Exercise material:

┌──

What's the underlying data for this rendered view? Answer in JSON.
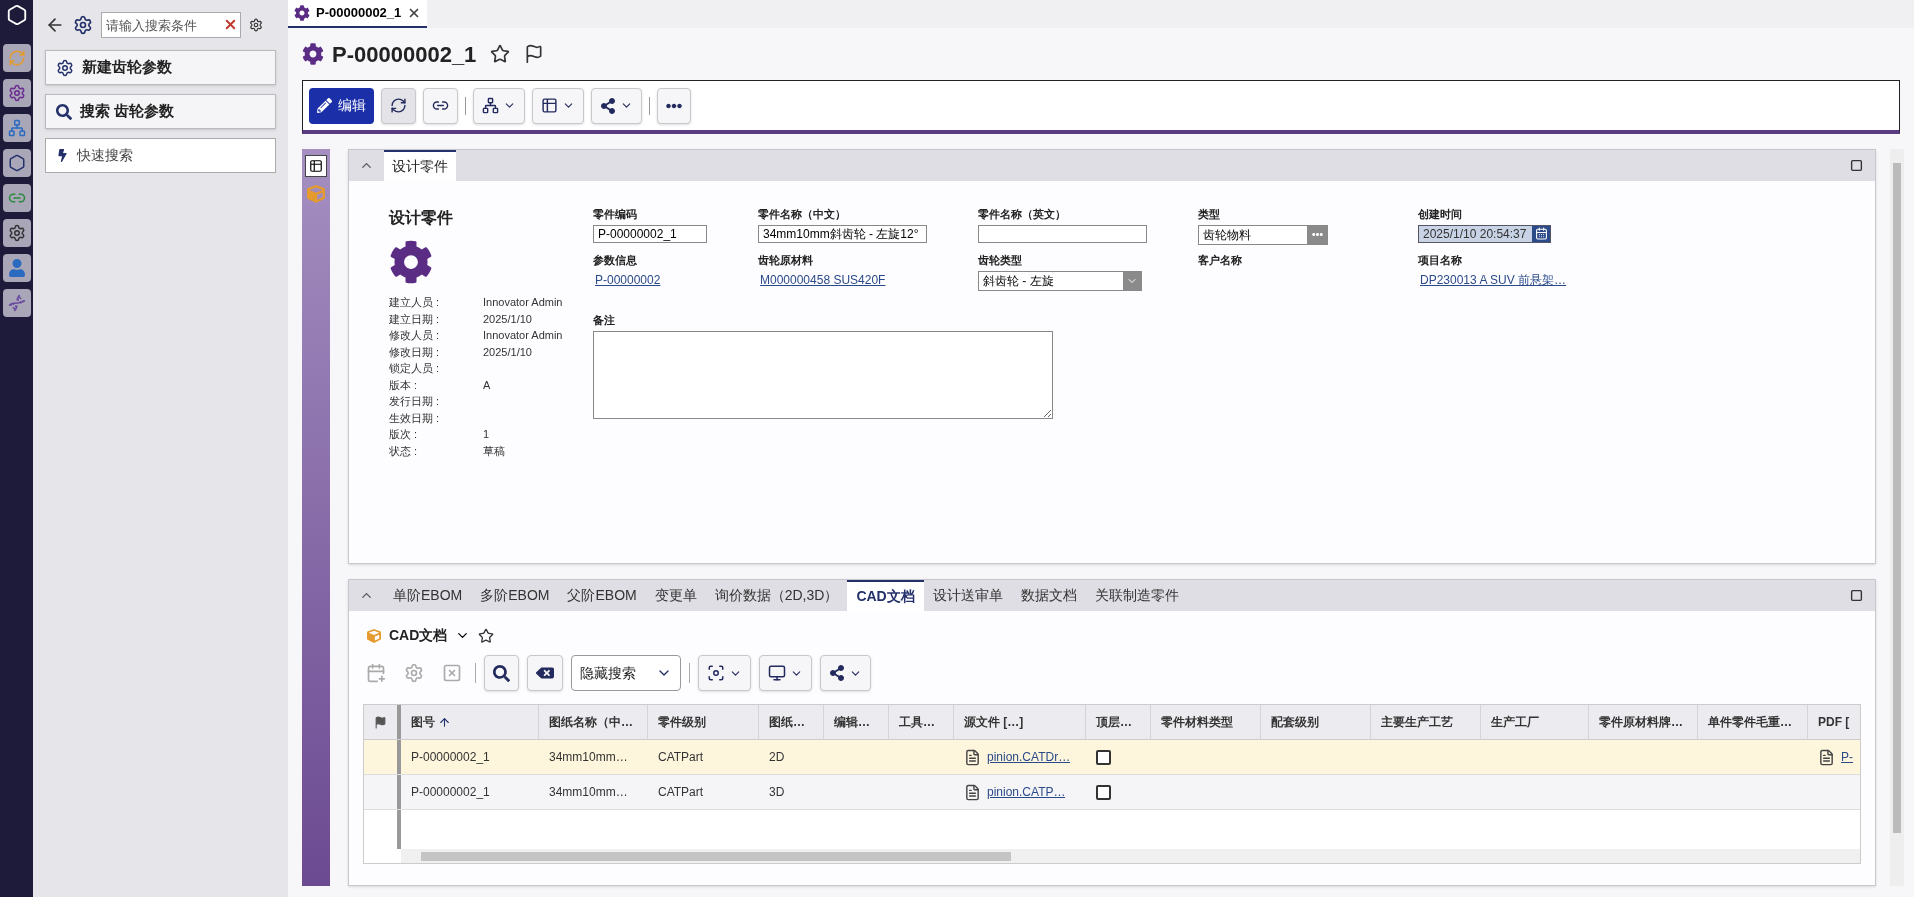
{
  "doc_tab": {
    "title": "P-00000002_1",
    "selected": true
  },
  "sidebar": {
    "search": {
      "placeholder": "请输入搜索条件"
    },
    "actions": [
      {
        "kind": "new",
        "label": "新建齿轮参数"
      },
      {
        "kind": "search",
        "label": "搜索 齿轮参数"
      },
      {
        "kind": "quick",
        "label": "快速搜索"
      }
    ]
  },
  "item": {
    "title": "P-00000002_1"
  },
  "toolbar": {
    "edit_label": "编辑"
  },
  "form": {
    "section_tab": "设计零件",
    "heading": "设计零件",
    "meta": [
      {
        "label": "建立人员 :",
        "value": "Innovator Admin"
      },
      {
        "label": "建立日期 :",
        "value": "2025/1/10"
      },
      {
        "label": "修改人员 :",
        "value": "Innovator Admin"
      },
      {
        "label": "修改日期 :",
        "value": "2025/1/10"
      },
      {
        "label": "锁定人员 :"
      },
      {
        "label": "版本 :",
        "value": "A"
      },
      {
        "label": "发行日期 :"
      },
      {
        "label": "生效日期 :"
      },
      {
        "label": "版次 :",
        "value": "1"
      },
      {
        "label": "状态 :",
        "value": "草稿"
      }
    ],
    "fields": [
      {
        "kind": "text",
        "label": "零件编码",
        "value": "P-00000002_1"
      },
      {
        "kind": "text",
        "label": "零件名称（中文）",
        "value": "34mm10mm斜齿轮 - 左旋12°"
      },
      {
        "kind": "text",
        "label": "零件名称（英文）"
      },
      {
        "kind": "lookup",
        "label": "类型",
        "value": "齿轮物料"
      },
      {
        "kind": "date",
        "label": "创建时间",
        "value": "2025/1/10 20:54:37"
      },
      {
        "kind": "link",
        "label": "参数信息",
        "value": "P-00000002"
      },
      {
        "kind": "link",
        "label": "齿轮原材料",
        "value": "M000000458 SUS420F"
      },
      {
        "kind": "select",
        "label": "齿轮类型",
        "value": "斜齿轮 - 左旋"
      },
      {
        "kind": "link",
        "label": "客户名称"
      },
      {
        "kind": "link",
        "label": "项目名称",
        "value": "DP230013 A SUV 前悬架…"
      }
    ],
    "remarks": {
      "label": "备注"
    }
  },
  "relations": {
    "tabs": [
      {
        "label": "单阶EBOM",
        "selected": false
      },
      {
        "label": "多阶EBOM",
        "selected": false
      },
      {
        "label": "父阶EBOM",
        "selected": false
      },
      {
        "label": "变更单",
        "selected": false
      },
      {
        "label": "询价数据（2D,3D）",
        "selected": false
      },
      {
        "label": "CAD文档",
        "selected": true
      },
      {
        "label": "设计送审单",
        "selected": false
      },
      {
        "label": "数据文档",
        "selected": false
      },
      {
        "label": "关联制造零件",
        "selected": false
      }
    ],
    "panel_title": "CAD文档",
    "search_mode": "隐藏搜索",
    "table": {
      "columns": [
        {
          "label": "图号",
          "kind": "text",
          "sorted": true
        },
        {
          "label": "图纸名称（中…",
          "kind": "text"
        },
        {
          "label": "零件级别",
          "kind": "text"
        },
        {
          "label": "图纸…",
          "kind": "text"
        },
        {
          "label": "编辑…",
          "kind": "text"
        },
        {
          "label": "工具…",
          "kind": "text"
        },
        {
          "label": "源文件 […]",
          "kind": "file"
        },
        {
          "label": "顶层…",
          "kind": "checkbox"
        },
        {
          "label": "零件材料类型",
          "kind": "text"
        },
        {
          "label": "配套级别",
          "kind": "text"
        },
        {
          "label": "主要生产工艺",
          "kind": "text"
        },
        {
          "label": "生产工厂",
          "kind": "text"
        },
        {
          "label": "零件原材料牌…",
          "kind": "text"
        },
        {
          "label": "单件零件毛重…",
          "kind": "text"
        },
        {
          "label": "PDF [",
          "kind": "file"
        }
      ],
      "rows": [
        {
          "selected": true,
          "cells": [
            "P-00000002_1",
            "34mm10mm…",
            "CATPart",
            "2D",
            null,
            null,
            "pinion.CATDr…",
            {
              "checked": false
            },
            null,
            null,
            null,
            null,
            null,
            null,
            "P-"
          ]
        },
        {
          "selected": false,
          "cells": [
            "P-00000002_1",
            "34mm10mm…",
            "CATPart",
            "3D",
            null,
            null,
            "pinion.CATP…",
            {
              "checked": false
            },
            null,
            null,
            null,
            null,
            null,
            null,
            null
          ]
        }
      ]
    }
  }
}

└──

What the task requires:
Reproduce every line of the material precisely, omitting its pictures.

Answer to this exercise:
What's the underlying data for this rendered view? Answer in JSON.
{
  "doc_tab": {
    "title": "P-00000002_1",
    "selected": true
  },
  "sidebar": {
    "search": {
      "placeholder": "请输入搜索条件"
    },
    "actions": [
      {
        "kind": "new",
        "label": "新建齿轮参数"
      },
      {
        "kind": "search",
        "label": "搜索 齿轮参数"
      },
      {
        "kind": "quick",
        "label": "快速搜索"
      }
    ]
  },
  "item": {
    "title": "P-00000002_1"
  },
  "toolbar": {
    "edit_label": "编辑"
  },
  "form": {
    "section_tab": "设计零件",
    "heading": "设计零件",
    "meta": [
      {
        "label": "建立人员 :",
        "value": "Innovator Admin"
      },
      {
        "label": "建立日期 :",
        "value": "2025/1/10"
      },
      {
        "label": "修改人员 :",
        "value": "Innovator Admin"
      },
      {
        "label": "修改日期 :",
        "value": "2025/1/10"
      },
      {
        "label": "锁定人员 :"
      },
      {
        "label": "版本 :",
        "value": "A"
      },
      {
        "label": "发行日期 :"
      },
      {
        "label": "生效日期 :"
      },
      {
        "label": "版次 :",
        "value": "1"
      },
      {
        "label": "状态 :",
        "value": "草稿"
      }
    ],
    "fields": [
      {
        "kind": "text",
        "label": "零件编码",
        "value": "P-00000002_1"
      },
      {
        "kind": "text",
        "label": "零件名称（中文）",
        "value": "34mm10mm斜齿轮 - 左旋12°"
      },
      {
        "kind": "text",
        "label": "零件名称（英文）"
      },
      {
        "kind": "lookup",
        "label": "类型",
        "value": "齿轮物料"
      },
      {
        "kind": "date",
        "label": "创建时间",
        "value": "2025/1/10 20:54:37"
      },
      {
        "kind": "link",
        "label": "参数信息",
        "value": "P-00000002"
      },
      {
        "kind": "link",
        "label": "齿轮原材料",
        "value": "M000000458 SUS420F"
      },
      {
        "kind": "select",
        "label": "齿轮类型",
        "value": "斜齿轮 - 左旋"
      },
      {
        "kind": "link",
        "label": "客户名称"
      },
      {
        "kind": "link",
        "label": "项目名称",
        "value": "DP230013 A SUV 前悬架…"
      }
    ],
    "remarks": {
      "label": "备注"
    }
  },
  "relations": {
    "tabs": [
      {
        "label": "单阶EBOM",
        "selected": false
      },
      {
        "label": "多阶EBOM",
        "selected": false
      },
      {
        "label": "父阶EBOM",
        "selected": false
      },
      {
        "label": "变更单",
        "selected": false
      },
      {
        "label": "询价数据（2D,3D）",
        "selected": false
      },
      {
        "label": "CAD文档",
        "selected": true
      },
      {
        "label": "设计送审单",
        "selected": false
      },
      {
        "label": "数据文档",
        "selected": false
      },
      {
        "label": "关联制造零件",
        "selected": false
      }
    ],
    "panel_title": "CAD文档",
    "search_mode": "隐藏搜索",
    "table": {
      "columns": [
        {
          "label": "图号",
          "kind": "text",
          "sorted": true
        },
        {
          "label": "图纸名称（中…",
          "kind": "text"
        },
        {
          "label": "零件级别",
          "kind": "text"
        },
        {
          "label": "图纸…",
          "kind": "text"
        },
        {
          "label": "编辑…",
          "kind": "text"
        },
        {
          "label": "工具…",
          "kind": "text"
        },
        {
          "label": "源文件 […]",
          "kind": "file"
        },
        {
          "label": "顶层…",
          "kind": "checkbox"
        },
        {
          "label": "零件材料类型",
          "kind": "text"
        },
        {
          "label": "配套级别",
          "kind": "text"
        },
        {
          "label": "主要生产工艺",
          "kind": "text"
        },
        {
          "label": "生产工厂",
          "kind": "text"
        },
        {
          "label": "零件原材料牌…",
          "kind": "text"
        },
        {
          "label": "单件零件毛重…",
          "kind": "text"
        },
        {
          "label": "PDF [",
          "kind": "file"
        }
      ],
      "rows": [
        {
          "selected": true,
          "cells": [
            "P-00000002_1",
            "34mm10mm…",
            "CATPart",
            "2D",
            null,
            null,
            "pinion.CATDr…",
            {
              "checked": false
            },
            null,
            null,
            null,
            null,
            null,
            null,
            "P-"
          ]
        },
        {
          "selected": false,
          "cells": [
            "P-00000002_1",
            "34mm10mm…",
            "CATPart",
            "3D",
            null,
            null,
            "pinion.CATP…",
            {
              "checked": false
            },
            null,
            null,
            null,
            null,
            null,
            null,
            null
          ]
        }
      ]
    }
  }
}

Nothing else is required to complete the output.